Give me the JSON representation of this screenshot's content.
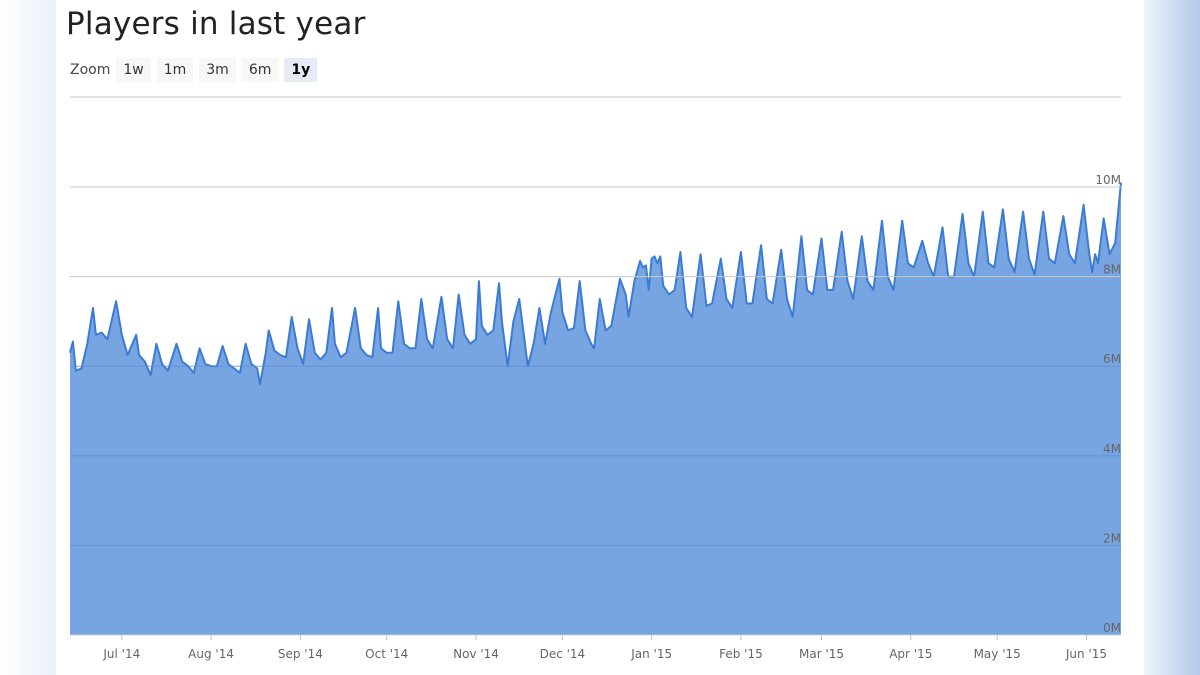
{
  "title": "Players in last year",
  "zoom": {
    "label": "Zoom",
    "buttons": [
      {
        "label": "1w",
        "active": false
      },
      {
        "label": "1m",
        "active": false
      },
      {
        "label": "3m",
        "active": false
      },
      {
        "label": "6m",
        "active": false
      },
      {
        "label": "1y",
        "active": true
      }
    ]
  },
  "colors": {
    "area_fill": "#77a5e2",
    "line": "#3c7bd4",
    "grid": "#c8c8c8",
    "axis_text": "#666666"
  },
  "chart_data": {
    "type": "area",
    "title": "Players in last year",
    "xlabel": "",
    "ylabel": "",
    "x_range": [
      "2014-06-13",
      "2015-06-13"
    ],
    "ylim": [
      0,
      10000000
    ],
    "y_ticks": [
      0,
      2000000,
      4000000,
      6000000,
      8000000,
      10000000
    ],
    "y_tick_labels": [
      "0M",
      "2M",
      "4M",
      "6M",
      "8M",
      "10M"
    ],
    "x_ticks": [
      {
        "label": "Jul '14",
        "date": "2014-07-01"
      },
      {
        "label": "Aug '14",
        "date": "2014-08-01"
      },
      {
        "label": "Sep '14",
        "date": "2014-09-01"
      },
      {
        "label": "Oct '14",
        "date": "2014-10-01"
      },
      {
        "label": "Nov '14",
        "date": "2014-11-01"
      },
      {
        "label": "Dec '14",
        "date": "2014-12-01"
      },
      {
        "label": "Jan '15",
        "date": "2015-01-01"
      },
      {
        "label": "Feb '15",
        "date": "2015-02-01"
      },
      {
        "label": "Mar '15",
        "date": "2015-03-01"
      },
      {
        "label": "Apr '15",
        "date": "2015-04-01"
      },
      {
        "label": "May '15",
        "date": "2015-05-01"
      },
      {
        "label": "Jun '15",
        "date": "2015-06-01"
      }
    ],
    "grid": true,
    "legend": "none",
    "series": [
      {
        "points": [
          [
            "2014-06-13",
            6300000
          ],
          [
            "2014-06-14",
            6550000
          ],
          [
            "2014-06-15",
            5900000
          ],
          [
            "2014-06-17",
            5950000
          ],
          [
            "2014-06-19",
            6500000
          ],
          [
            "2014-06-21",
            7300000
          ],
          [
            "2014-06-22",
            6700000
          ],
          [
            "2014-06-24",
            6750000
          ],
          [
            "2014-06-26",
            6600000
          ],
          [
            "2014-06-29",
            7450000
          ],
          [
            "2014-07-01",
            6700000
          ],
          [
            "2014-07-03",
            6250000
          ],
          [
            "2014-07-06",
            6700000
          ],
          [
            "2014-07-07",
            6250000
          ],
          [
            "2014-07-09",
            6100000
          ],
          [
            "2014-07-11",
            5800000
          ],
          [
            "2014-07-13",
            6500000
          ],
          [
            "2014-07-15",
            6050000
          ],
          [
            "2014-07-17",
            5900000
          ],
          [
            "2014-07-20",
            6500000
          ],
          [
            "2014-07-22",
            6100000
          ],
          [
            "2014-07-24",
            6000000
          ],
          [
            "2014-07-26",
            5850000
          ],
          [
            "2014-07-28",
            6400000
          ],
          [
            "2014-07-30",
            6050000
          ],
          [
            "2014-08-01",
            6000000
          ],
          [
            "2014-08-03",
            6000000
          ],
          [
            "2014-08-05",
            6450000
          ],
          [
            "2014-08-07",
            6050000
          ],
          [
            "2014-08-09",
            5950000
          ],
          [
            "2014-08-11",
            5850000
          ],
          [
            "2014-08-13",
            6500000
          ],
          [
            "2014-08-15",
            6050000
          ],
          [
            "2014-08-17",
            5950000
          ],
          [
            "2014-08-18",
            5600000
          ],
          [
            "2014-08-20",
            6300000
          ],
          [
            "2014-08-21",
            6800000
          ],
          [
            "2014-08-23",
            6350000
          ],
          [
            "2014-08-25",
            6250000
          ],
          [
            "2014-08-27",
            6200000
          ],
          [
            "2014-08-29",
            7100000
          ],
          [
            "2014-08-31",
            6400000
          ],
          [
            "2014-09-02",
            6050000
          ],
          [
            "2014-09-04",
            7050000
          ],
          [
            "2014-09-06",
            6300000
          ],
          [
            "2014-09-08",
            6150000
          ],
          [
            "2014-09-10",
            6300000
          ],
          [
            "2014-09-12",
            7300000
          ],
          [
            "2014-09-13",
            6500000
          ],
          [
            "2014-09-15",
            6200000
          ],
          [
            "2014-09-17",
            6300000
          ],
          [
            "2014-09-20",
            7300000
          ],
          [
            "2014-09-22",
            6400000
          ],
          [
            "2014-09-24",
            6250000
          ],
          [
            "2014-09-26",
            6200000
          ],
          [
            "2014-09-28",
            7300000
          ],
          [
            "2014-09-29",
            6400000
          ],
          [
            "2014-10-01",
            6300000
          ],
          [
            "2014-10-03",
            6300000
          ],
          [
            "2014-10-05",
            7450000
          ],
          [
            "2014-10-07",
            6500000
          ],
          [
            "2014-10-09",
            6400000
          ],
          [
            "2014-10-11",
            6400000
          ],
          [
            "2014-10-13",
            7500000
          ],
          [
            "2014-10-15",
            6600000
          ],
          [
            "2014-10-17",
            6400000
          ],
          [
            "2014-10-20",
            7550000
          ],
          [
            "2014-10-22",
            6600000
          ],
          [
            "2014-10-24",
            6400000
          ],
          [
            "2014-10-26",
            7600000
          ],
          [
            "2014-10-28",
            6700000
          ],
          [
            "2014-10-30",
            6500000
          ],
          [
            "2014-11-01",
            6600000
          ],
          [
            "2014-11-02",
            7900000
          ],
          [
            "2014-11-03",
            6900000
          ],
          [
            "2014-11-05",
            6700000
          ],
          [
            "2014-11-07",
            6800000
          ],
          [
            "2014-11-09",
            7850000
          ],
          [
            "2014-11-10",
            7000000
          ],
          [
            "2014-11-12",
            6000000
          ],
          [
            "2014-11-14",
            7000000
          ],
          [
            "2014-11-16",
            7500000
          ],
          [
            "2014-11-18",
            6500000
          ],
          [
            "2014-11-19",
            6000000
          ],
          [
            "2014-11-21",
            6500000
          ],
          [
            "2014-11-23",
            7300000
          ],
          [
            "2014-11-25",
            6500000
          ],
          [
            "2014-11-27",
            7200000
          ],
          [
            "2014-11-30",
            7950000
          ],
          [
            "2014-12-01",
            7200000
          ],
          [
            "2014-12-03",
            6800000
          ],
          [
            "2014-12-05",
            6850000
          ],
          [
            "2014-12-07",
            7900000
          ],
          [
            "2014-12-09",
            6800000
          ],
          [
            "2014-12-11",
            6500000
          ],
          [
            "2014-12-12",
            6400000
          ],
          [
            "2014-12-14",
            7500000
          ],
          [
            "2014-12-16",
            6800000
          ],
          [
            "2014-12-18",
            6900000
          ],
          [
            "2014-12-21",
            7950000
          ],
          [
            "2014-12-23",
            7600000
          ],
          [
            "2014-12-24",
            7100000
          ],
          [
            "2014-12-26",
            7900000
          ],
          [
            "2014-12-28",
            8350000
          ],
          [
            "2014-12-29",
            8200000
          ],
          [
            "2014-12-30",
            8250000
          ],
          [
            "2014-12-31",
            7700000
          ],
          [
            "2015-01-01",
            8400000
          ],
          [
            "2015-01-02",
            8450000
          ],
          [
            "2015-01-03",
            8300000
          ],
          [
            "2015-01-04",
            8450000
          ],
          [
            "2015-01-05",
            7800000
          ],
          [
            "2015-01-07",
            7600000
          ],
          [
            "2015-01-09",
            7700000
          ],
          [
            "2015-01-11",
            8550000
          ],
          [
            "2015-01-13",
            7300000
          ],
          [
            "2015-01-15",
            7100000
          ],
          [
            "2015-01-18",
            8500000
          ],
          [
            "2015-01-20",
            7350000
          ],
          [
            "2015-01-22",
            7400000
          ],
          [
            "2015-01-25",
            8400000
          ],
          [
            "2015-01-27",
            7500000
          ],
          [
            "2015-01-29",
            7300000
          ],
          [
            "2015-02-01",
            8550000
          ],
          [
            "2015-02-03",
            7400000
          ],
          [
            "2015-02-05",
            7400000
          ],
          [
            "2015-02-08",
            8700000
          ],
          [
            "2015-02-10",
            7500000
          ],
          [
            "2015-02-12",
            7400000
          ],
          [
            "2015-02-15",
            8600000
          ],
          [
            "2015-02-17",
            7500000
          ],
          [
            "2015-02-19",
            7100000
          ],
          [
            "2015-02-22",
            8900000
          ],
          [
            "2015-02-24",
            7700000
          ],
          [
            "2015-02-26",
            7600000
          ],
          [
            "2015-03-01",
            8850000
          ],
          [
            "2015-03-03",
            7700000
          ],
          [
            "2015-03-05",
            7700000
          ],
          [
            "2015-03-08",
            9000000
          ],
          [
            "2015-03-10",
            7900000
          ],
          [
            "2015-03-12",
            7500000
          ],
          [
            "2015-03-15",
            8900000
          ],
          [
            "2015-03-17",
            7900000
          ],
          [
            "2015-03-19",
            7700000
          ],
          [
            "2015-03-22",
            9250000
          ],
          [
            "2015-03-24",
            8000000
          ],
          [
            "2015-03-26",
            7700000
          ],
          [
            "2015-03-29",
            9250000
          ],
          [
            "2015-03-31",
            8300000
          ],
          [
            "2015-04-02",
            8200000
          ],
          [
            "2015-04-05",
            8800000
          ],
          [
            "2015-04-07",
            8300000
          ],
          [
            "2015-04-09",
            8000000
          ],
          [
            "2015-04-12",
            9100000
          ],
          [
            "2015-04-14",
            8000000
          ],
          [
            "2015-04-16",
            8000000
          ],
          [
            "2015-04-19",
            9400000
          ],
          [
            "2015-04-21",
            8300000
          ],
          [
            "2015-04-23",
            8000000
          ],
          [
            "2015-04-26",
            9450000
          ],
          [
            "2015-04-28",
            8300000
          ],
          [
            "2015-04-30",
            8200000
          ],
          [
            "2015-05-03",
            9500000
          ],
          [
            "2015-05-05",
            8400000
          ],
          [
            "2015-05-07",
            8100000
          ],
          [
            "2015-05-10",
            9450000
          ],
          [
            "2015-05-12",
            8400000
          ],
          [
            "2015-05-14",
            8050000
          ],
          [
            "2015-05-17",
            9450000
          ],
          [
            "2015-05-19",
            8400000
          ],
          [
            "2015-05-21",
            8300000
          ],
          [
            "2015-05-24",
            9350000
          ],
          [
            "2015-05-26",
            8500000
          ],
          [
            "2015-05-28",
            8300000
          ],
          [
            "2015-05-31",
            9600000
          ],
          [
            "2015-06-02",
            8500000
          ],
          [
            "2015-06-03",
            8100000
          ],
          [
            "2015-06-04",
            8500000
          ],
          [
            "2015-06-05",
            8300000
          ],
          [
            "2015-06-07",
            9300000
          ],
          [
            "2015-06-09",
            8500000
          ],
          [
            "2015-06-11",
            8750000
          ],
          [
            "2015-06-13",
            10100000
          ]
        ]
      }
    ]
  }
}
********
> What is needed
Copy each line of the listing that holds the word "year".

> Expected answer
  "title": "Players in last year",
    "title": "Players in last year",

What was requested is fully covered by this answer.